WHAT THE TASK REQUIRES: Output each line of the material exactly as it stands.

PROVIDED MATERIAL:
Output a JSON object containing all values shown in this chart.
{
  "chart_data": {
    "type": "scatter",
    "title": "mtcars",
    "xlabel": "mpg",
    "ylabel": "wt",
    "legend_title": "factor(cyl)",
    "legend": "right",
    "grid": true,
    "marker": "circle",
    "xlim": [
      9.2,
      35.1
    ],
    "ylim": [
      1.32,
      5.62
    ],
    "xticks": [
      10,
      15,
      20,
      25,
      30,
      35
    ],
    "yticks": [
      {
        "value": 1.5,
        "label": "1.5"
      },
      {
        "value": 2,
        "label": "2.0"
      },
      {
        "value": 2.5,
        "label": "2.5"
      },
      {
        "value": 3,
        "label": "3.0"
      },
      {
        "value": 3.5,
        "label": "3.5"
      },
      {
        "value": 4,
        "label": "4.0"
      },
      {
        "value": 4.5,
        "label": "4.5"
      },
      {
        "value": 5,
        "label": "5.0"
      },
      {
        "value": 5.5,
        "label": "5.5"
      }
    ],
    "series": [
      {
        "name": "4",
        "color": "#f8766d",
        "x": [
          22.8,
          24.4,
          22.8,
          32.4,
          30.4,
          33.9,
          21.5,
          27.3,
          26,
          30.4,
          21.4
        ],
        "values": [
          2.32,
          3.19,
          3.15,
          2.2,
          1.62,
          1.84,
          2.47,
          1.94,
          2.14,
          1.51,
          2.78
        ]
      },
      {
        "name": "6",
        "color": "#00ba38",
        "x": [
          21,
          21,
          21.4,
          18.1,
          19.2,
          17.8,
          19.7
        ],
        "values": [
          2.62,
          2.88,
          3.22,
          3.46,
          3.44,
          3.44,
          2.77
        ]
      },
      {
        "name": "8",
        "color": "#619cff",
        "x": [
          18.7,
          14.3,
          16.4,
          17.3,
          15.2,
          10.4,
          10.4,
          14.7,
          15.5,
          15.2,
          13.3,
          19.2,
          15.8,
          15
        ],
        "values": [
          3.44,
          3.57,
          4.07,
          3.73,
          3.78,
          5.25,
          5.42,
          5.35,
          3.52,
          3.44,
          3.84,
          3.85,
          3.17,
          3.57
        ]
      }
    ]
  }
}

SOLUTION TO THE EXERCISE:
Output a JSON object containing all values shown in this chart.
{
  "chart_data": {
    "type": "scatter",
    "title": "mtcars",
    "xlabel": "mpg",
    "ylabel": "wt",
    "legend_title": "factor(cyl)",
    "legend": "right",
    "grid": true,
    "marker": "circle",
    "xlim": [
      9.2,
      35.1
    ],
    "ylim": [
      1.32,
      5.62
    ],
    "xticks": [
      10,
      15,
      20,
      25,
      30,
      35
    ],
    "yticks": [
      {
        "value": 1.5,
        "label": "1.5"
      },
      {
        "value": 2,
        "label": "2.0"
      },
      {
        "value": 2.5,
        "label": "2.5"
      },
      {
        "value": 3,
        "label": "3.0"
      },
      {
        "value": 3.5,
        "label": "3.5"
      },
      {
        "value": 4,
        "label": "4.0"
      },
      {
        "value": 4.5,
        "label": "4.5"
      },
      {
        "value": 5,
        "label": "5.0"
      },
      {
        "value": 5.5,
        "label": "5.5"
      }
    ],
    "series": [
      {
        "name": "4",
        "color": "#f8766d",
        "x": [
          22.8,
          24.4,
          22.8,
          32.4,
          30.4,
          33.9,
          21.5,
          27.3,
          26,
          30.4,
          21.4
        ],
        "values": [
          2.32,
          3.19,
          3.15,
          2.2,
          1.62,
          1.84,
          2.47,
          1.94,
          2.14,
          1.51,
          2.78
        ]
      },
      {
        "name": "6",
        "color": "#00ba38",
        "x": [
          21,
          21,
          21.4,
          18.1,
          19.2,
          17.8,
          19.7
        ],
        "values": [
          2.62,
          2.88,
          3.22,
          3.46,
          3.44,
          3.44,
          2.77
        ]
      },
      {
        "name": "8",
        "color": "#619cff",
        "x": [
          18.7,
          14.3,
          16.4,
          17.3,
          15.2,
          10.4,
          10.4,
          14.7,
          15.5,
          15.2,
          13.3,
          19.2,
          15.8,
          15
        ],
        "values": [
          3.44,
          3.57,
          4.07,
          3.73,
          3.78,
          5.25,
          5.42,
          5.35,
          3.52,
          3.44,
          3.84,
          3.85,
          3.17,
          3.57
        ]
      }
    ]
  }
}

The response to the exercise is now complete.